> **Stated problem**
Write every line of the material out exactly as shown.

> **Supplied material**
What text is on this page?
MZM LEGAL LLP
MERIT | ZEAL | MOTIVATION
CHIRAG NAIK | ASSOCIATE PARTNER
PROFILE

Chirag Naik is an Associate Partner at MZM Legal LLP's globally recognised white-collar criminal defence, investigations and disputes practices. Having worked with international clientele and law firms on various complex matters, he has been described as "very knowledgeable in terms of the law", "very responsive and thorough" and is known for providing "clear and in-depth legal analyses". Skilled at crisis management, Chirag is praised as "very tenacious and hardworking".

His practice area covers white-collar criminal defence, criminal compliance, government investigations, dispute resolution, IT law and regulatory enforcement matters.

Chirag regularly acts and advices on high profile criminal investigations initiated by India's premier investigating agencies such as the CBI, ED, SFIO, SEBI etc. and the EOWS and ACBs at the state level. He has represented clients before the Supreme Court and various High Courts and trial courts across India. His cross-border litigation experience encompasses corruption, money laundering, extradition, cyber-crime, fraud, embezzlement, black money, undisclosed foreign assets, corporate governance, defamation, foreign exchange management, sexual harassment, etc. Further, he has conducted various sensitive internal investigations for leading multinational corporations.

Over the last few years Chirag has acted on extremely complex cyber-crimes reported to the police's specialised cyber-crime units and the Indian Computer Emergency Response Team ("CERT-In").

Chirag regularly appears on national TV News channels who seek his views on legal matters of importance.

> **Task solution**
What text is on this page?
MZM LEGAL LLP
MERIT | ZEAL | MOTIVATION
CHIRAG NAIK | ASSOCIATE PARTNER
PROFILE

Chirag Naik is an Associate Partner at MZM Legal LLP's globally recognised white-collar criminal defence, investigations and disputes practices. Having worked with international clientele and law firms on various complex matters, he has been described as "very knowledgeable in terms of the law", "very responsive and thorough" and is known for providing "clear and in-depth legal analyses". Skilled at crisis management, Chirag is praised as "very tenacious and hardworking".

His practice area covers white-collar criminal defence, criminal compliance, government investigations, dispute resolution, IT law and regulatory enforcement matters.

Chirag regularly acts and advices on high profile criminal investigations initiated by India's premier investigating agencies such as the CBI, ED, SFIO, SEBI etc. and the EOWS and ACBs at the state level. He has represented clients before the Supreme Court and various High Courts and trial courts across India. His cross-border litigation experience encompasses corruption, money laundering, extradition, cyber-crime, fraud, embezzlement, black money, undisclosed foreign assets, corporate governance, defamation, foreign exchange management, sexual harassment, etc. Further, he has conducted various sensitive internal investigations for leading multinational corporations.

Over the last few years Chirag has acted on extremely complex cyber-crimes reported to the police's specialised cyber-crime units and the Indian Computer Emergency Response Team ("CERT-In").

Chirag regularly appears on national TV News channels who seek his views on legal matters of importance.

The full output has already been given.